* **Your goal**
Copy each line below exactly and leave the pictures out.
= = =
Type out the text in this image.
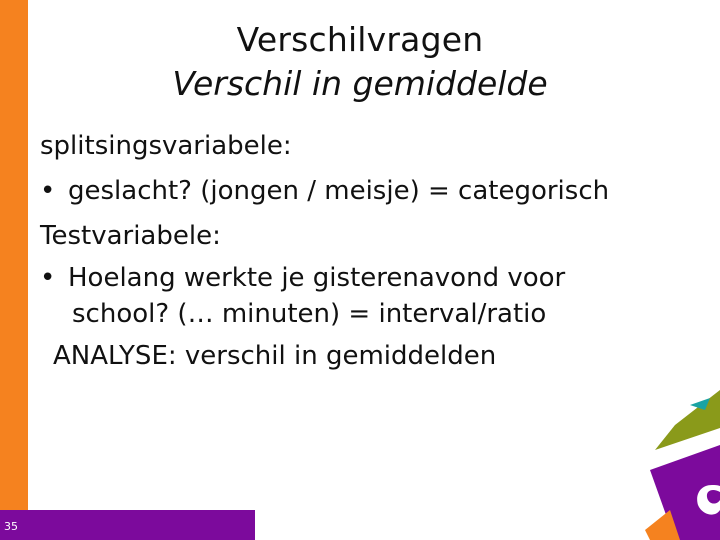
35
Verschilvragen
Verschil in gemiddelde
splitsingsvariabele:
• geslacht? (jongen / meisje) = categorisch
Testvariabele:
• Hoelang werkte je gisterenavond voor
school? (… minuten) = interval/ratio
ANALYSE: verschil in gemiddelden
= = =
* **Answer**
Type out the text in this image.
35
Verschilvragen
Verschil in gemiddelde
splitsingsvariabele:
• geslacht? (jongen / meisje) = categorisch
Testvariabele:
• Hoelang werkte je gisterenavond voor
school? (… minuten) = interval/ratio
ANALYSE: verschil in gemiddelden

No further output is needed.